(Some records)
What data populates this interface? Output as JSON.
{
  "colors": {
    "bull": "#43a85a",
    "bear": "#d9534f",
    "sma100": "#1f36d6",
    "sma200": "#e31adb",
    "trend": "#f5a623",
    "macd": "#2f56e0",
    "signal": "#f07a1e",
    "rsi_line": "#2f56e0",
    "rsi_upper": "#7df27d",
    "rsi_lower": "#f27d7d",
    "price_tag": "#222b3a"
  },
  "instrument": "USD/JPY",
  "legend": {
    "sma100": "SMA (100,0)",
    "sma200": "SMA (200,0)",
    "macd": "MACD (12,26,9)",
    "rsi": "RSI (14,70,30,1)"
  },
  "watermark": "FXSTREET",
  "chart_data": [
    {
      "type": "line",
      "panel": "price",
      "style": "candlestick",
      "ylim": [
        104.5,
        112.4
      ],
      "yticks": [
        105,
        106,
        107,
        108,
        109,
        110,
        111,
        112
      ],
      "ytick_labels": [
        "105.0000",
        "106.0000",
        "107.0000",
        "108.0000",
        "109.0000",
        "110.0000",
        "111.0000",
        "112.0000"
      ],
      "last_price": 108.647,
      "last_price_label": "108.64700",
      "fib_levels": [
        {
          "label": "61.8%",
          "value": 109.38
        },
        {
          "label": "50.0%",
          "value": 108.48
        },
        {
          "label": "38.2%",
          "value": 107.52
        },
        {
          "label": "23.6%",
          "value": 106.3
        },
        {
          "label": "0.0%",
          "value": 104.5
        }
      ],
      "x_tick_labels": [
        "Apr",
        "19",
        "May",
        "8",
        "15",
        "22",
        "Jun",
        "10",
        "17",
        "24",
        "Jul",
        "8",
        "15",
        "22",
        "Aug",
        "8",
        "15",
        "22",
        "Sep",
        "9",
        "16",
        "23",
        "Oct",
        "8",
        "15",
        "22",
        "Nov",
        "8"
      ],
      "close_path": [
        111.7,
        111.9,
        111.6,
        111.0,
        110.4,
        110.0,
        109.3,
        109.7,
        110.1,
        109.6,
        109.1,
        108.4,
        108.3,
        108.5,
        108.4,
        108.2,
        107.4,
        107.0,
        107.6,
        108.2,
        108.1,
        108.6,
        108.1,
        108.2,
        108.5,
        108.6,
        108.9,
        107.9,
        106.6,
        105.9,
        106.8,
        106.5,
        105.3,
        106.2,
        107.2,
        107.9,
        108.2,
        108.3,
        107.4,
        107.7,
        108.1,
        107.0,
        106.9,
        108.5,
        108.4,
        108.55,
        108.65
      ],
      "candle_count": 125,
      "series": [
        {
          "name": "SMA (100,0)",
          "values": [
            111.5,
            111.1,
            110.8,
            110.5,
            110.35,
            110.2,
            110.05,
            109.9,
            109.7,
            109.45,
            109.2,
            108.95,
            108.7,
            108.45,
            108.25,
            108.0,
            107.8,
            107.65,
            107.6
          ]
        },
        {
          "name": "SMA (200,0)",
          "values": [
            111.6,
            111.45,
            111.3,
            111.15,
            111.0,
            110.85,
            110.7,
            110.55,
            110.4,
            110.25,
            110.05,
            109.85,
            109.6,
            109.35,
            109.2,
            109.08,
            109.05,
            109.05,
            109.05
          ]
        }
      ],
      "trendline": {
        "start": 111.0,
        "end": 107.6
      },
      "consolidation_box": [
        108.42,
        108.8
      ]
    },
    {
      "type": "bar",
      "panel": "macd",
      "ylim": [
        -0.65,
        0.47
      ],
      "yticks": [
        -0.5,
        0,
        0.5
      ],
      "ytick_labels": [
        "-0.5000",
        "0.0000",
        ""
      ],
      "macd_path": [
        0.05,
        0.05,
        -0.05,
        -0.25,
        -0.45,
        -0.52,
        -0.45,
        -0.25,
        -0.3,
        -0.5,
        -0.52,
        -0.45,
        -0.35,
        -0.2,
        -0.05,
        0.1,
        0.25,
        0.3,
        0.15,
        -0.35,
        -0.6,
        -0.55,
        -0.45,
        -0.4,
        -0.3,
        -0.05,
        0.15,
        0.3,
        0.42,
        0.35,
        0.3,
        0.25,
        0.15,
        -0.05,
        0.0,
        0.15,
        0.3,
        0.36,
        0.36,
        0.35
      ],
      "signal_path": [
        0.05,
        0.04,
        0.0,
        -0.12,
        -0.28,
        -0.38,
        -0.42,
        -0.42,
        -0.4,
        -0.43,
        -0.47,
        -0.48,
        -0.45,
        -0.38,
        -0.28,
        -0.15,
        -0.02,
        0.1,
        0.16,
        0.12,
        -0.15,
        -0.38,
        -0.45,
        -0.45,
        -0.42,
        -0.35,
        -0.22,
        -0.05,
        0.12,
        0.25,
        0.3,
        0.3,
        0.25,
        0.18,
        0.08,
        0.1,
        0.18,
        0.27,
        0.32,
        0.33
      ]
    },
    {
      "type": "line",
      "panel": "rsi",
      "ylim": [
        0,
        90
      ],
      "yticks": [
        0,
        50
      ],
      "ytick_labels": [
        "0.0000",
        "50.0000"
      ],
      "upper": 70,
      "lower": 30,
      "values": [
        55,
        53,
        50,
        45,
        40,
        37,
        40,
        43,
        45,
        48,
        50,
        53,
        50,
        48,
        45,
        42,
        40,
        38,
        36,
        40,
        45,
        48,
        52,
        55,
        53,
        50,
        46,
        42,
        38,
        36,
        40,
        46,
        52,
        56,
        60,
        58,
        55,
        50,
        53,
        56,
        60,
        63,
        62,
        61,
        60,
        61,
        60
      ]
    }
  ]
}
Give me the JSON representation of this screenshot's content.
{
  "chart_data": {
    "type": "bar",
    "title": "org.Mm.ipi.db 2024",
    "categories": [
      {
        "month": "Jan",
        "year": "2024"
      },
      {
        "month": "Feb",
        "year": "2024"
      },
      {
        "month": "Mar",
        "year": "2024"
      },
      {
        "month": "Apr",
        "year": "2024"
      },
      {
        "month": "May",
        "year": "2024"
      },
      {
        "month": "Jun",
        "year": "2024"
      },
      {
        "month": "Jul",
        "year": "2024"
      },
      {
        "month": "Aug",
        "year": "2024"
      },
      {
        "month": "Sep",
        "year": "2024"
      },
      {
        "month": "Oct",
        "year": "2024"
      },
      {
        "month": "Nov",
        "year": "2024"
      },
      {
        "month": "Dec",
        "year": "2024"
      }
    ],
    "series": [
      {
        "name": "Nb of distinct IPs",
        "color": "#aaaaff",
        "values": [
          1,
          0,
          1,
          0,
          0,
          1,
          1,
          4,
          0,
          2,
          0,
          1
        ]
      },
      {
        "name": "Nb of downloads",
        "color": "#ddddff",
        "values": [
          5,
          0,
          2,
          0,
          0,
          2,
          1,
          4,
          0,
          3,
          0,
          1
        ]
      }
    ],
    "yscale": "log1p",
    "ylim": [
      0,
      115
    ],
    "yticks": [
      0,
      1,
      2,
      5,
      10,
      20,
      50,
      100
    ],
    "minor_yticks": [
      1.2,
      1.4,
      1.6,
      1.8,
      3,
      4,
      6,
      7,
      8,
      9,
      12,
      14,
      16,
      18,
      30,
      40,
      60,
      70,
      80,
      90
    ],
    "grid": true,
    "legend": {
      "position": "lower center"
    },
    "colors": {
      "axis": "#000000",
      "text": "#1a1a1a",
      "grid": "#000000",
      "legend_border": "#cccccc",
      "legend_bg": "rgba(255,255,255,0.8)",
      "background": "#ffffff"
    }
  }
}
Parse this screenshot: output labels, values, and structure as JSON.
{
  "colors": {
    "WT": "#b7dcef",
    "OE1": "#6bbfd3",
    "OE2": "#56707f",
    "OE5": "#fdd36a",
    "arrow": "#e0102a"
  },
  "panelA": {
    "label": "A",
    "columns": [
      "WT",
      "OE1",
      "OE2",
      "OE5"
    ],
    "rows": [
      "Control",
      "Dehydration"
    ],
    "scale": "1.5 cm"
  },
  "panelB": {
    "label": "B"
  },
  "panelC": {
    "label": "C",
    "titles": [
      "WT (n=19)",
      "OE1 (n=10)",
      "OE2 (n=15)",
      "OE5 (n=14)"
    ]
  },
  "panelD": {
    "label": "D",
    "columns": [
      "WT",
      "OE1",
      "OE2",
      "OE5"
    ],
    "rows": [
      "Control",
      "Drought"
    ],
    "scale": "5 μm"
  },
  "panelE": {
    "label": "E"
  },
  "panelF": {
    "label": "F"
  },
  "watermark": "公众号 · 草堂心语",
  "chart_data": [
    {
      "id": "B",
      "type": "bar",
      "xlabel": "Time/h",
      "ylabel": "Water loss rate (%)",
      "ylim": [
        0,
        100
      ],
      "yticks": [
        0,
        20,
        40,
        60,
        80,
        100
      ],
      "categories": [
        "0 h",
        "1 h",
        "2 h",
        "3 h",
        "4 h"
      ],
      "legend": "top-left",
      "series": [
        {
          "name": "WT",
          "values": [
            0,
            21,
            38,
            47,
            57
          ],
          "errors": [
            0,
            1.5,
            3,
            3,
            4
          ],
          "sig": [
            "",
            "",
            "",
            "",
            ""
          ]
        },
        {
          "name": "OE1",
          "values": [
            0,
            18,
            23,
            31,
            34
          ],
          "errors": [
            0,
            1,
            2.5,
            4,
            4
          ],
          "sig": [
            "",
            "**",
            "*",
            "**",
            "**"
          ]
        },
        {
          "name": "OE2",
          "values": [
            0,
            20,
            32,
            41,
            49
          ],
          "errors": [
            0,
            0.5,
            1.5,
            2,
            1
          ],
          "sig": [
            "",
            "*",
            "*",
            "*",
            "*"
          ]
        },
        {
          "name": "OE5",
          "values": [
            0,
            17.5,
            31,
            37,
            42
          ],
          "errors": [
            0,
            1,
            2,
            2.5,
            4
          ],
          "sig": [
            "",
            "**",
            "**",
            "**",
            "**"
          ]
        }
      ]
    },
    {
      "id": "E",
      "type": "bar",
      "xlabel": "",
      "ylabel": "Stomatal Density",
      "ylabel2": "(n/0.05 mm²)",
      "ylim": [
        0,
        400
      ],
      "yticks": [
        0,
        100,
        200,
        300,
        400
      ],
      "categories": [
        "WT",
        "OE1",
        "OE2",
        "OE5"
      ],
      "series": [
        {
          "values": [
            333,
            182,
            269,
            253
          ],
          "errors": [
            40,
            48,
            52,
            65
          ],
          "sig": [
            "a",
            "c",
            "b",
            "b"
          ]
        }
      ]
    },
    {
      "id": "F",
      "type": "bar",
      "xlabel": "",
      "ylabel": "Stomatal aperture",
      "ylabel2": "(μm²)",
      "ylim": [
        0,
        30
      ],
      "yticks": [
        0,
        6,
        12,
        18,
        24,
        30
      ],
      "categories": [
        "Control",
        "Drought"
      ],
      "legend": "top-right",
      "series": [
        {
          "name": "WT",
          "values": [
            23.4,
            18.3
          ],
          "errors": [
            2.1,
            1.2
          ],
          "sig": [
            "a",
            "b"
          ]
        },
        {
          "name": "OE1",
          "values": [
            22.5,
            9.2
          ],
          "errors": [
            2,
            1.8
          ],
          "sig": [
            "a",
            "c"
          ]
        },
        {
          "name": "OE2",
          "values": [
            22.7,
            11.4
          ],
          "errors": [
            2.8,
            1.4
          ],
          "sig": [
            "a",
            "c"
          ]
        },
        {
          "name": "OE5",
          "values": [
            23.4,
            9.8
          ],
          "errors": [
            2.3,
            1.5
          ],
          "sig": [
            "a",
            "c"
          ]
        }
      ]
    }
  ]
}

WHAT THIS TASK INVOLVES:
Search the data for the string "JSON". List each line that has it.

REPLY:
What data populates this interface? Output as JSON.
Give me the JSON representation of this screenshot's content.
Parse this screenshot: output labels, values, and structure as JSON.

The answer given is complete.